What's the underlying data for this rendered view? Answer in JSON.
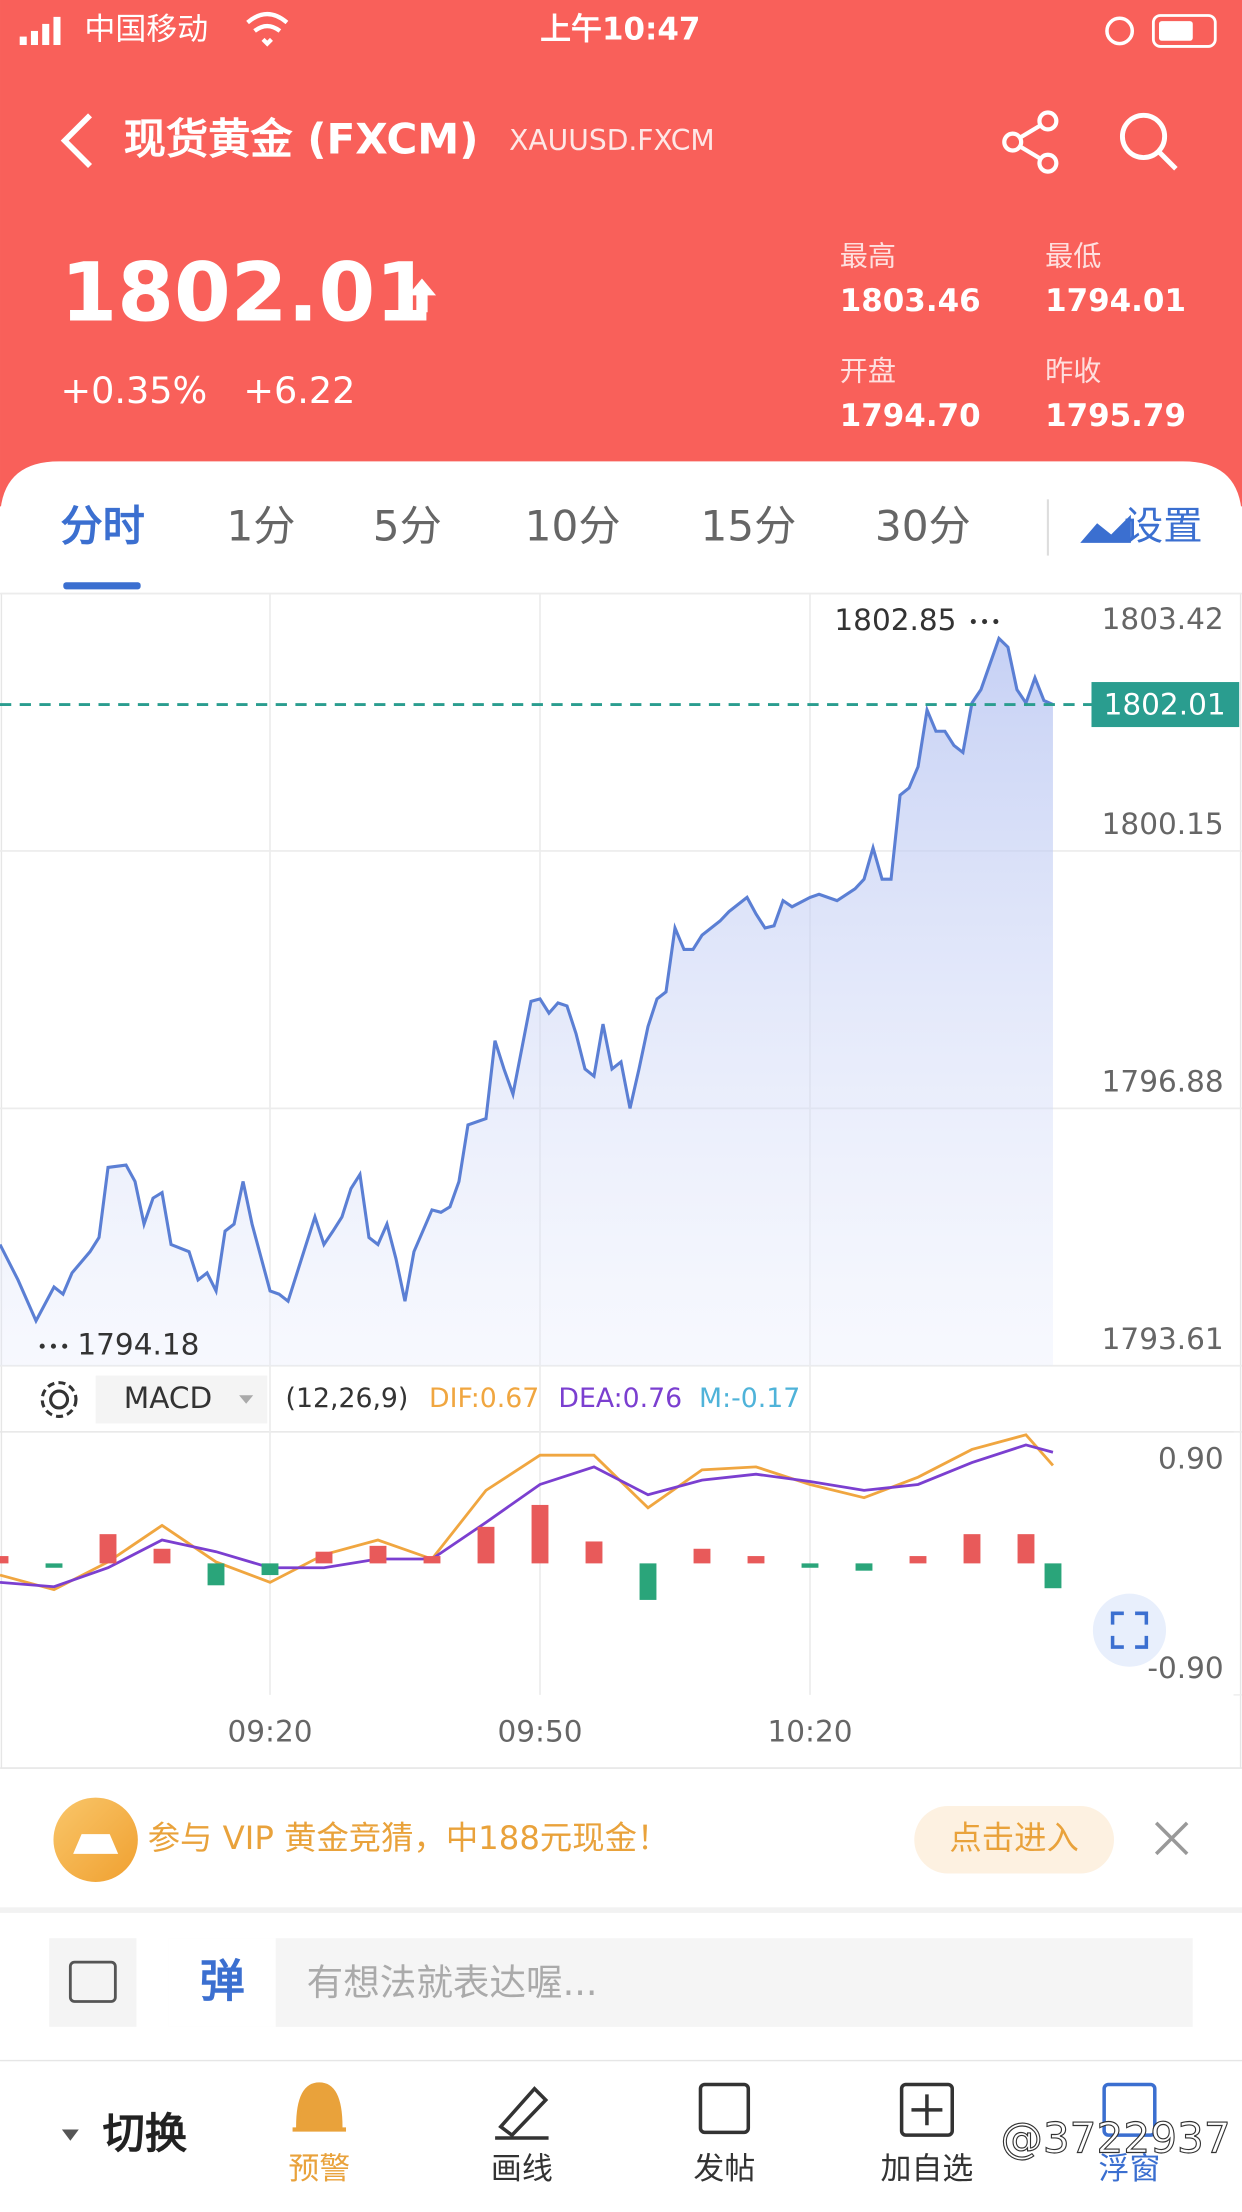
{
  "status_bar": {
    "carrier": "中国移动",
    "time": "上午10:47"
  },
  "header": {
    "title": "现货黄金 (FXCM)",
    "symbol": "XAUUSD.FXCM"
  },
  "quote": {
    "price": "1802.01",
    "change_pct": "+0.35%",
    "change": "+6.22",
    "stats": [
      {
        "label": "最高",
        "value": "1803.46"
      },
      {
        "label": "最低",
        "value": "1794.01"
      },
      {
        "label": "开盘",
        "value": "1794.70"
      },
      {
        "label": "昨收",
        "value": "1795.79"
      }
    ]
  },
  "tabs": [
    "分时",
    "1分",
    "5分",
    "10分",
    "15分",
    "30分"
  ],
  "settings": "设置",
  "chart_data": [
    {
      "type": "line",
      "color": "#5b7fd4",
      "area": true,
      "grid": true,
      "x": [
        "08:50",
        "08:52",
        "08:54",
        "08:56",
        "08:57",
        "08:58",
        "09:00",
        "09:01",
        "09:02",
        "09:04",
        "09:05",
        "09:06",
        "09:07",
        "09:08",
        "09:09",
        "09:11",
        "09:12",
        "09:13",
        "09:14",
        "09:15",
        "09:16",
        "09:17",
        "09:18",
        "09:20",
        "09:21",
        "09:22",
        "09:24",
        "09:25",
        "09:26",
        "09:27",
        "09:28",
        "09:29",
        "09:30",
        "09:31",
        "09:32",
        "09:33",
        "09:34",
        "09:35",
        "09:36",
        "09:38",
        "09:39",
        "09:40",
        "09:41",
        "09:42",
        "09:44",
        "09:45",
        "09:46",
        "09:47",
        "09:48",
        "09:49",
        "09:50",
        "09:51",
        "09:52",
        "09:53",
        "09:54",
        "09:55",
        "09:56",
        "09:57",
        "09:58",
        "09:59",
        "10:00",
        "10:01",
        "10:02",
        "10:03",
        "10:04",
        "10:05",
        "10:06",
        "10:07",
        "10:08",
        "10:10",
        "10:11",
        "10:13",
        "10:14",
        "10:15",
        "10:16",
        "10:17",
        "10:18",
        "10:20",
        "10:21",
        "10:23",
        "10:25",
        "10:26",
        "10:27",
        "10:28",
        "10:29",
        "10:30",
        "10:31",
        "10:32",
        "10:33",
        "10:34",
        "10:35",
        "10:36",
        "10:37",
        "10:38",
        "10:39",
        "10:41",
        "10:42",
        "10:43",
        "10:44",
        "10:45",
        "10:46",
        "10:47"
      ],
      "values": [
        1795.15,
        1794.7,
        1794.18,
        1794.61,
        1794.52,
        1794.79,
        1795.06,
        1795.24,
        1796.13,
        1796.16,
        1795.95,
        1795.41,
        1795.74,
        1795.81,
        1795.15,
        1795.06,
        1794.7,
        1794.79,
        1794.56,
        1795.32,
        1795.41,
        1795.95,
        1795.41,
        1794.56,
        1794.52,
        1794.43,
        1795.15,
        1795.5,
        1795.15,
        1795.32,
        1795.5,
        1795.86,
        1796.04,
        1795.24,
        1795.15,
        1795.41,
        1794.97,
        1794.43,
        1795.06,
        1795.59,
        1795.56,
        1795.63,
        1795.95,
        1796.67,
        1796.75,
        1797.74,
        1797.38,
        1797.06,
        1797.65,
        1798.24,
        1798.27,
        1798.09,
        1798.22,
        1798.18,
        1797.83,
        1797.38,
        1797.29,
        1797.95,
        1797.38,
        1797.47,
        1796.88,
        1797.38,
        1797.92,
        1798.27,
        1798.36,
        1799.17,
        1798.9,
        1798.9,
        1799.08,
        1799.26,
        1799.38,
        1799.56,
        1799.35,
        1799.17,
        1799.2,
        1799.52,
        1799.44,
        1799.56,
        1799.6,
        1799.52,
        1799.67,
        1799.79,
        1800.19,
        1799.79,
        1799.79,
        1800.86,
        1800.95,
        1801.22,
        1801.94,
        1801.67,
        1801.67,
        1801.49,
        1801.4,
        1802.03,
        1802.2,
        1802.85,
        1802.74,
        1802.2,
        1802.03,
        1802.35,
        1802.06,
        1802.01
      ],
      "xlim": [
        "08:50",
        "11:08"
      ],
      "xticks": [
        "09:20",
        "09:50",
        "10:20"
      ],
      "ylim": [
        1793.61,
        1803.42
      ],
      "yticks": [
        1793.61,
        1796.88,
        1800.15,
        1803.42
      ],
      "reference_line": {
        "value": 1802.01,
        "color": "#2a9d8f"
      },
      "high": 1802.85,
      "low": 1794.18
    },
    {
      "type": "macd",
      "indicator": "MACD",
      "params": "(12,26,9)",
      "x": [
        "08:50",
        "08:56",
        "09:02",
        "09:08",
        "09:14",
        "09:20",
        "09:26",
        "09:32",
        "09:38",
        "09:44",
        "09:50",
        "09:56",
        "10:02",
        "10:08",
        "10:14",
        "10:20",
        "10:26",
        "10:32",
        "10:38",
        "10:44",
        "10:47"
      ],
      "series": [
        {
          "color": "#f0a640",
          "values": [
            -0.08,
            -0.18,
            0.01,
            0.26,
            0.01,
            -0.13,
            0.06,
            0.16,
            0.03,
            0.5,
            0.74,
            0.74,
            0.38,
            0.64,
            0.66,
            0.54,
            0.45,
            0.59,
            0.78,
            0.88,
            0.67
          ]
        },
        {
          "color": "#7b3fd0",
          "values": [
            -0.13,
            -0.16,
            -0.03,
            0.16,
            0.08,
            -0.03,
            -0.03,
            0.03,
            0.03,
            0.28,
            0.54,
            0.66,
            0.47,
            0.57,
            0.61,
            0.56,
            0.5,
            0.54,
            0.69,
            0.81,
            0.76
          ]
        },
        {
          "type": "bar",
          "color": "#4fb3d9",
          "up_color": "#e85a5a",
          "down_color": "#2aa57a",
          "values": [
            0.05,
            -0.03,
            0.2,
            0.1,
            -0.15,
            -0.08,
            0.08,
            0.12,
            0.05,
            0.25,
            0.4,
            0.15,
            -0.25,
            0.1,
            0.05,
            -0.03,
            -0.05,
            0.05,
            0.2,
            0.2,
            -0.17
          ]
        }
      ],
      "legend": [
        "DIF:0.67",
        "DEA:0.76",
        "M:-0.17"
      ],
      "xlim": [
        "08:50",
        "11:08"
      ],
      "ylim": [
        -0.9,
        0.9
      ],
      "yticks": [
        {
          "value": 0.9,
          "label": "0.90"
        },
        {
          "value": -0.9,
          "label": "-0.90"
        }
      ]
    }
  ],
  "banner": {
    "text": "参与 VIP 黄金竞猜，中188元现金！",
    "button": "点击进入"
  },
  "comment": {
    "icon_text": "弹",
    "placeholder": "有想法就表达喔..."
  },
  "toolbar": {
    "switch": "切换",
    "items": [
      "预警",
      "画线",
      "发帖",
      "加自选",
      "浮窗"
    ]
  },
  "watermark": "@3722937"
}
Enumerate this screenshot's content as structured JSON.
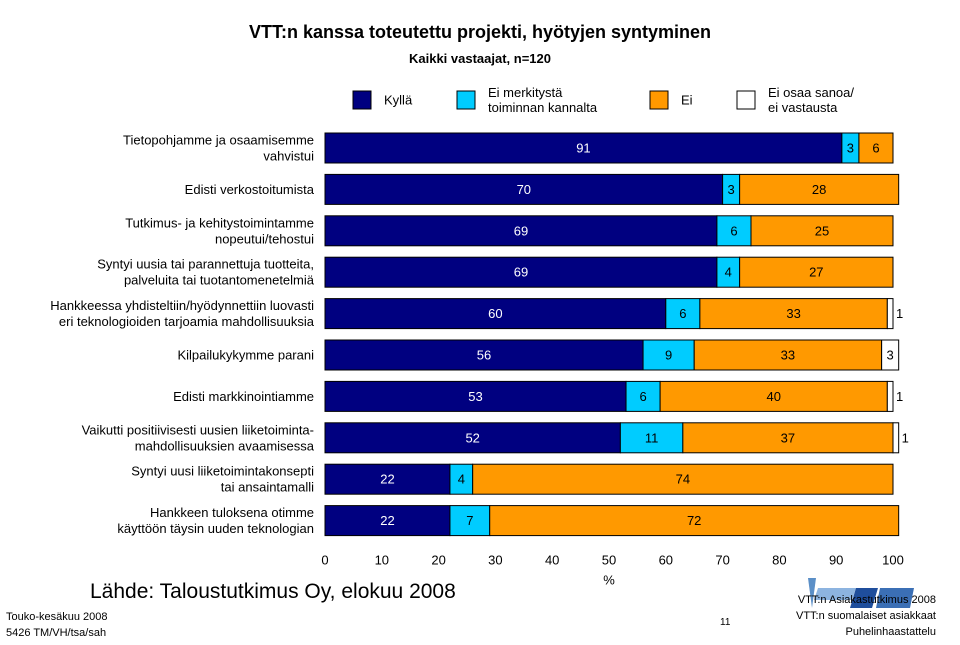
{
  "header": {
    "title": "VTT:n kanssa toteutettu projekti, hyötyjen syntyminen",
    "subtitle": "Kaikki vastaajat, n=120"
  },
  "chart_data": {
    "type": "bar",
    "orientation": "horizontal-stacked-100",
    "categories": [
      [
        "Tietopohjamme ja osaamisemme",
        "vahvistui"
      ],
      [
        "Edisti verkostoitumista"
      ],
      [
        "Tutkimus- ja kehitystoimintamme",
        "nopeutui/tehostui"
      ],
      [
        "Syntyi uusia tai parannettuja tuotteita,",
        "palveluita tai tuotantomenetelmiä"
      ],
      [
        "Hankkeessa yhdisteltiin/hyödynnettiin luovasti",
        "eri teknologioiden tarjoamia mahdollisuuksia"
      ],
      [
        "Kilpailukykymme parani"
      ],
      [
        "Edisti markkinointiamme"
      ],
      [
        "Vaikutti positiivisesti uusien liiketoiminta-",
        "mahdollisuuksien avaamisessa"
      ],
      [
        "Syntyi uusi liiketoimintakonsepti",
        "tai ansaintamalli"
      ],
      [
        "Hankkeen tuloksena otimme",
        "käyttöön täysin uuden teknologian"
      ]
    ],
    "series": [
      {
        "name": [
          "Kyllä"
        ],
        "color": "#000080",
        "label_color": "#ffffff",
        "values": [
          91,
          70,
          69,
          69,
          60,
          56,
          53,
          52,
          22,
          22
        ]
      },
      {
        "name": [
          "Ei merkitystä",
          "toiminnan kannalta"
        ],
        "color": "#00ccff",
        "label_color": "#000000",
        "values": [
          3,
          3,
          6,
          4,
          6,
          9,
          6,
          11,
          4,
          7
        ]
      },
      {
        "name": [
          "Ei"
        ],
        "color": "#ff9900",
        "label_color": "#000000",
        "values": [
          6,
          28,
          25,
          27,
          33,
          33,
          40,
          37,
          74,
          72
        ]
      },
      {
        "name": [
          "Ei osaa sanoa/",
          "ei vastausta"
        ],
        "color": "#ffffff",
        "label_color": "#000000",
        "values": [
          0,
          0,
          0,
          0,
          1,
          3,
          1,
          1,
          0,
          0
        ]
      }
    ],
    "xlim": [
      0,
      100
    ],
    "xticks": [
      0,
      10,
      20,
      30,
      40,
      50,
      60,
      70,
      80,
      90,
      100
    ],
    "xlabel": "%",
    "legend_position": "top"
  },
  "footer": {
    "source": "Lähde: Taloustutkimus Oy, elokuu 2008",
    "date": "Touko-kesäkuu 2008",
    "code": "5426 TM/VH/tsa/sah",
    "page_number": "11",
    "study_line1": "VTT:n Asiakastutkimus 2008",
    "study_line2": "VTT:n suomalaiset asiakkaat",
    "study_line3": "Puhelinhaastattelu"
  }
}
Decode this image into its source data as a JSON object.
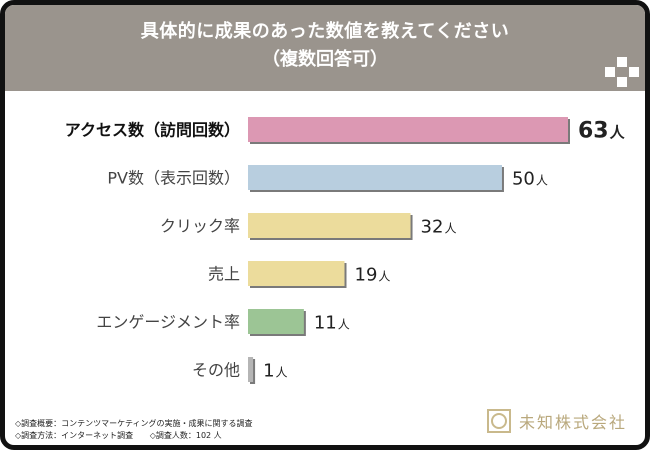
::::::
> _WHAT IS NEEDED_:
Among the lines of the listing, how many hold the string "Edisti"? Respond with only the number.

> _SOLUTION TO THIS EXERCISE_:
2